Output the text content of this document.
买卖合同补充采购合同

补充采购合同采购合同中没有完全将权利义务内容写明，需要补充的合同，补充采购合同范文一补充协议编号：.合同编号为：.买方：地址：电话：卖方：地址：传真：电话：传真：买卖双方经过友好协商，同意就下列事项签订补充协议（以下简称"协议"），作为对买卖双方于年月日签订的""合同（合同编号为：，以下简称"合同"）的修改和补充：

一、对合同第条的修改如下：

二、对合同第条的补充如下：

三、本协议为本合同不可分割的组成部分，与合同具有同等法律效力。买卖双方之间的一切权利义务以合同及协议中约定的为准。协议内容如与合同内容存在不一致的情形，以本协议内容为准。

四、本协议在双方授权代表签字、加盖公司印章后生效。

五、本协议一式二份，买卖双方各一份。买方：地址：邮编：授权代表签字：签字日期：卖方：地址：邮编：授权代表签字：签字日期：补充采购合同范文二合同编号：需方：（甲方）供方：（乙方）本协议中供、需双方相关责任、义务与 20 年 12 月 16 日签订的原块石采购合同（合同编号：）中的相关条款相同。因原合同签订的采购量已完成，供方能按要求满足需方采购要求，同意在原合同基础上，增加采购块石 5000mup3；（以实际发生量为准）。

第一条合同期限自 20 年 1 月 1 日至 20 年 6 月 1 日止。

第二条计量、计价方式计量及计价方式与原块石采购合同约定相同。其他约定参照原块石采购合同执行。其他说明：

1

Instructions for the task
Quote the listing in full, please, keeping every line exact.

Exercise answer
Output the text content of this document.
买卖合同补充采购合同

补充采购合同采购合同中没有完全将权利义务内容写明，需要补充的合同，补充采购合同范文一补充协议编号：.合同编号为：.买方：地址：电话：卖方：地址：传真：电话：传真：买卖双方经过友好协商，同意就下列事项签订补充协议（以下简称"协议"），作为对买卖双方于年月日签订的""合同（合同编号为：，以下简称"合同"）的修改和补充：

一、对合同第条的修改如下：

二、对合同第条的补充如下：

三、本协议为本合同不可分割的组成部分，与合同具有同等法律效力。买卖双方之间的一切权利义务以合同及协议中约定的为准。协议内容如与合同内容存在不一致的情形，以本协议内容为准。

四、本协议在双方授权代表签字、加盖公司印章后生效。

五、本协议一式二份，买卖双方各一份。买方：地址：邮编：授权代表签字：签字日期：卖方：地址：邮编：授权代表签字：签字日期：补充采购合同范文二合同编号：需方：（甲方）供方：（乙方）本协议中供、需双方相关责任、义务与 20 年 12 月 16 日签订的原块石采购合同（合同编号：）中的相关条款相同。因原合同签订的采购量已完成，供方能按要求满足需方采购要求，同意在原合同基础上，增加采购块石 5000mup3；（以实际发生量为准）。

第一条合同期限自 20 年 1 月 1 日至 20 年 6 月 1 日止。

第二条计量、计价方式计量及计价方式与原块石采购合同约定相同。其他约定参照原块石采购合同执行。其他说明：

1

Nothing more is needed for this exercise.